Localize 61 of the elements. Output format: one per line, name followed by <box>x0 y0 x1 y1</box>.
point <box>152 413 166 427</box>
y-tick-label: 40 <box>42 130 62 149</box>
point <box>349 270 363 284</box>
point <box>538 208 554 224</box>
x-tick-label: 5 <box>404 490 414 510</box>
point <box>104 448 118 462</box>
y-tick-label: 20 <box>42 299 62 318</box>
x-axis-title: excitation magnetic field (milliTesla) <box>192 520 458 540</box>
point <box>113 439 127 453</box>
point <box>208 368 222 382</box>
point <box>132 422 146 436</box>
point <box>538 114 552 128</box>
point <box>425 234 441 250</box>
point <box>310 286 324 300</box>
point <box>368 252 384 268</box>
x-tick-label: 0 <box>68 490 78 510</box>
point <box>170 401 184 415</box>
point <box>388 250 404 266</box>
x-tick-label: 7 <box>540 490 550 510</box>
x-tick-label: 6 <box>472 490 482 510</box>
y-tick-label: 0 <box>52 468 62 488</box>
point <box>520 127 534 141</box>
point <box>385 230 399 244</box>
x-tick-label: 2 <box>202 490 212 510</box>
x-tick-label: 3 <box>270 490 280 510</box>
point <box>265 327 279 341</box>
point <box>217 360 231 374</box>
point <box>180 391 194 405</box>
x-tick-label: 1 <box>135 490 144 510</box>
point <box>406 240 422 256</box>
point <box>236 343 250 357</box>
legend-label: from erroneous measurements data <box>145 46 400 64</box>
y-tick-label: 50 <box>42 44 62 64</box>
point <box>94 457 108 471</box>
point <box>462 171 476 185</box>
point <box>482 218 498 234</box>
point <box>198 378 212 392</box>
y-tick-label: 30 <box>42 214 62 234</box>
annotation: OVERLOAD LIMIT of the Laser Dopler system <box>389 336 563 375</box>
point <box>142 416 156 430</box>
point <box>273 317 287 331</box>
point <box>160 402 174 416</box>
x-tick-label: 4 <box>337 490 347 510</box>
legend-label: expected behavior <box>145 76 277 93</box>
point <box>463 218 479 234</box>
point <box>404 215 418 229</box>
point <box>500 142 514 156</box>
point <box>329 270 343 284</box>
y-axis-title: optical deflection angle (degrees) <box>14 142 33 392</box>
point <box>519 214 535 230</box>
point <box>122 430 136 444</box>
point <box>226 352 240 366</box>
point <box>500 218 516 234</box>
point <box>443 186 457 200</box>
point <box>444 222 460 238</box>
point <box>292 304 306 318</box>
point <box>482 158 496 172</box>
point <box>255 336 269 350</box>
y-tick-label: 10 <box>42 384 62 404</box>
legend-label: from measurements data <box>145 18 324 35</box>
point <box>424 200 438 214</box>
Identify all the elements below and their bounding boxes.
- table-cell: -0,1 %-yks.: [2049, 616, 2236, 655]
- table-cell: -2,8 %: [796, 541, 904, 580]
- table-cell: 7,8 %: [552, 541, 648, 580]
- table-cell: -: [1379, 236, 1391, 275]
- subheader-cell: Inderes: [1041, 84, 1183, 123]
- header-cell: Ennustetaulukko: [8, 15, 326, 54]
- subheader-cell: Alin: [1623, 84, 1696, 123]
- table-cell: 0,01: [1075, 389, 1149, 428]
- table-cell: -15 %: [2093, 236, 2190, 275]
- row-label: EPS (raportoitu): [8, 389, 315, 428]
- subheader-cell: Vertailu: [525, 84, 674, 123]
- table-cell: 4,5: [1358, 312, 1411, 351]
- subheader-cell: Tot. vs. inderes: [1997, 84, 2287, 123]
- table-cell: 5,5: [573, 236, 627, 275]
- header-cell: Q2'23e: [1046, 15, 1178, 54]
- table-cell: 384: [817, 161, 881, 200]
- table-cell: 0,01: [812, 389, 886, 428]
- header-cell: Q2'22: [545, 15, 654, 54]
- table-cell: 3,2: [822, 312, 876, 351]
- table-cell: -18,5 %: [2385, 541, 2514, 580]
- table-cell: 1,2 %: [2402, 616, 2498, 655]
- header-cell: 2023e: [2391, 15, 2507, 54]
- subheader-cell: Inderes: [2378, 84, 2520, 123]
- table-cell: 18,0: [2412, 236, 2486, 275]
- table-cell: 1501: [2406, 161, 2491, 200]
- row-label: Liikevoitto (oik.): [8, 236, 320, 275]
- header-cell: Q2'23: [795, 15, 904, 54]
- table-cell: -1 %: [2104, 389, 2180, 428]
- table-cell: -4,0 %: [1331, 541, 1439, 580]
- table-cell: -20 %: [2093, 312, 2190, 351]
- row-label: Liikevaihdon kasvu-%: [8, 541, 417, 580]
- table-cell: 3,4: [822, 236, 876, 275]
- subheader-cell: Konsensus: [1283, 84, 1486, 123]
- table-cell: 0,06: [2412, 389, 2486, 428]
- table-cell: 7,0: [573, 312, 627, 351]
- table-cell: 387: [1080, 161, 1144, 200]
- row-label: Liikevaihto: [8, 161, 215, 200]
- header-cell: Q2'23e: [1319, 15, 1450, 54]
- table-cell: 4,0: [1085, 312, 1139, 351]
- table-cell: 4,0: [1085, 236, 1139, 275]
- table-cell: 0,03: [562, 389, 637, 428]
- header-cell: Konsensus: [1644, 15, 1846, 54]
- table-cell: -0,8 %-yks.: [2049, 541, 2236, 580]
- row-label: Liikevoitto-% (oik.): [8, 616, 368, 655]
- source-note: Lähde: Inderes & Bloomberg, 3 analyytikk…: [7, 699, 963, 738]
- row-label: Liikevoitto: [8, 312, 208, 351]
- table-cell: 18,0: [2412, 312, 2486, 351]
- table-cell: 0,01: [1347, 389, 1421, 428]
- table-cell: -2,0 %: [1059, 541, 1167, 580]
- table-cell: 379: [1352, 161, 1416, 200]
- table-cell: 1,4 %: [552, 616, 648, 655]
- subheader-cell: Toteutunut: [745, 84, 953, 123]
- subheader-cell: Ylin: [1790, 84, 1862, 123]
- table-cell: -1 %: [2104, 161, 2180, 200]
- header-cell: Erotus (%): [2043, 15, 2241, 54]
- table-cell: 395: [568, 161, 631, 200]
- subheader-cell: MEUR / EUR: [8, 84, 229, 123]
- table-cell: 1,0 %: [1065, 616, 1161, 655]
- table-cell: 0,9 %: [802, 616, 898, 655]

→ **WORK TO BE COMPLETED**
Reproduce every one of the lines above verbatim, keeping their original order.

→ **ANSWER BELOW**
Localize 61 of the elements. Output format: one per line, name followed by <box>x0 y0 x1 y1</box>.
point <box>152 413 166 427</box>
y-tick-label: 40 <box>42 130 62 149</box>
point <box>349 270 363 284</box>
point <box>538 208 554 224</box>
x-tick-label: 5 <box>404 490 414 510</box>
point <box>104 448 118 462</box>
y-tick-label: 20 <box>42 299 62 318</box>
x-axis-title: excitation magnetic field (milliTesla) <box>192 520 458 540</box>
point <box>113 439 127 453</box>
point <box>208 368 222 382</box>
point <box>132 422 146 436</box>
point <box>538 114 552 128</box>
point <box>425 234 441 250</box>
point <box>310 286 324 300</box>
point <box>368 252 384 268</box>
x-tick-label: 0 <box>68 490 78 510</box>
point <box>170 401 184 415</box>
point <box>388 250 404 266</box>
x-tick-label: 7 <box>540 490 550 510</box>
x-tick-label: 6 <box>472 490 482 510</box>
y-tick-label: 0 <box>52 468 62 488</box>
point <box>520 127 534 141</box>
point <box>385 230 399 244</box>
x-tick-label: 2 <box>202 490 212 510</box>
x-tick-label: 3 <box>270 490 280 510</box>
point <box>265 327 279 341</box>
point <box>217 360 231 374</box>
point <box>180 391 194 405</box>
x-tick-label: 1 <box>135 490 144 510</box>
point <box>406 240 422 256</box>
point <box>236 343 250 357</box>
legend-label: from erroneous measurements data <box>145 46 400 64</box>
y-tick-label: 50 <box>42 44 62 64</box>
point <box>94 457 108 471</box>
point <box>462 171 476 185</box>
point <box>482 218 498 234</box>
point <box>198 378 212 392</box>
y-tick-label: 30 <box>42 214 62 234</box>
annotation: OVERLOAD LIMIT of the Laser Dopler system <box>389 336 563 375</box>
point <box>142 416 156 430</box>
point <box>273 317 287 331</box>
point <box>160 402 174 416</box>
x-tick-label: 4 <box>337 490 347 510</box>
legend-label: expected behavior <box>145 76 277 93</box>
point <box>463 218 479 234</box>
point <box>404 215 418 229</box>
point <box>500 142 514 156</box>
point <box>329 270 343 284</box>
y-axis-title: optical deflection angle (degrees) <box>14 142 33 392</box>
point <box>519 214 535 230</box>
point <box>122 430 136 444</box>
point <box>226 352 240 366</box>
point <box>500 218 516 234</box>
point <box>443 186 457 200</box>
point <box>444 222 460 238</box>
point <box>292 304 306 318</box>
point <box>482 158 496 172</box>
point <box>255 336 269 350</box>
y-tick-label: 10 <box>42 384 62 404</box>
legend-label: from measurements data <box>145 18 324 35</box>
point <box>424 200 438 214</box>
Identify all the elements below and their bounding boxes.
- table-cell: -0,1 %-yks.: [2049, 616, 2236, 655]
- table-cell: -2,8 %: [796, 541, 904, 580]
- table-cell: 7,8 %: [552, 541, 648, 580]
- table-cell: -: [1379, 236, 1391, 275]
- subheader-cell: Inderes: [1041, 84, 1183, 123]
- header-cell: Ennustetaulukko: [8, 15, 326, 54]
- subheader-cell: Alin: [1623, 84, 1696, 123]
- table-cell: 0,01: [1075, 389, 1149, 428]
- table-cell: -15 %: [2093, 236, 2190, 275]
- row-label: EPS (raportoitu): [8, 389, 315, 428]
- subheader-cell: Vertailu: [525, 84, 674, 123]
- table-cell: 4,5: [1358, 312, 1411, 351]
- subheader-cell: Tot. vs. inderes: [1997, 84, 2287, 123]
- table-cell: 5,5: [573, 236, 627, 275]
- header-cell: Q2'23e: [1046, 15, 1178, 54]
- table-cell: 384: [817, 161, 881, 200]
- table-cell: 0,01: [812, 389, 886, 428]
- header-cell: Q2'22: [545, 15, 654, 54]
- table-cell: 3,2: [822, 312, 876, 351]
- table-cell: -18,5 %: [2385, 541, 2514, 580]
- table-cell: 1,2 %: [2402, 616, 2498, 655]
- header-cell: 2023e: [2391, 15, 2507, 54]
- subheader-cell: Inderes: [2378, 84, 2520, 123]
- table-cell: 18,0: [2412, 236, 2486, 275]
- table-cell: 1501: [2406, 161, 2491, 200]
- row-label: Liikevoitto (oik.): [8, 236, 320, 275]
- header-cell: Q2'23: [795, 15, 904, 54]
- table-cell: -1 %: [2104, 389, 2180, 428]
- table-cell: -4,0 %: [1331, 541, 1439, 580]
- table-cell: -20 %: [2093, 312, 2190, 351]
- row-label: Liikevaihdon kasvu-%: [8, 541, 417, 580]
- table-cell: 3,4: [822, 236, 876, 275]
- subheader-cell: Konsensus: [1283, 84, 1486, 123]
- table-cell: 0,06: [2412, 389, 2486, 428]
- table-cell: 7,0: [573, 312, 627, 351]
- table-cell: 387: [1080, 161, 1144, 200]
- row-label: Liikevaihto: [8, 161, 215, 200]
- header-cell: Q2'23e: [1319, 15, 1450, 54]
- table-cell: 4,0: [1085, 312, 1139, 351]
- table-cell: 4,0: [1085, 236, 1139, 275]
- table-cell: 0,03: [562, 389, 637, 428]
- header-cell: Konsensus: [1644, 15, 1846, 54]
- table-cell: -0,8 %-yks.: [2049, 541, 2236, 580]
- row-label: Liikevoitto-% (oik.): [8, 616, 368, 655]
- source-note: Lähde: Inderes & Bloomberg, 3 analyytikk…: [7, 699, 963, 738]
- row-label: Liikevoitto: [8, 312, 208, 351]
- table-cell: 18,0: [2412, 312, 2486, 351]
- table-cell: 0,01: [1347, 389, 1421, 428]
- table-cell: -2,0 %: [1059, 541, 1167, 580]
- table-cell: 379: [1352, 161, 1416, 200]
- table-cell: 1,4 %: [552, 616, 648, 655]
- subheader-cell: Toteutunut: [745, 84, 953, 123]
- subheader-cell: Ylin: [1790, 84, 1862, 123]
- table-cell: -1 %: [2104, 161, 2180, 200]
- header-cell: Erotus (%): [2043, 15, 2241, 54]
- table-cell: 395: [568, 161, 631, 200]
- subheader-cell: MEUR / EUR: [8, 84, 229, 123]
- table-cell: 1,0 %: [1065, 616, 1161, 655]
- table-cell: 0,9 %: [802, 616, 898, 655]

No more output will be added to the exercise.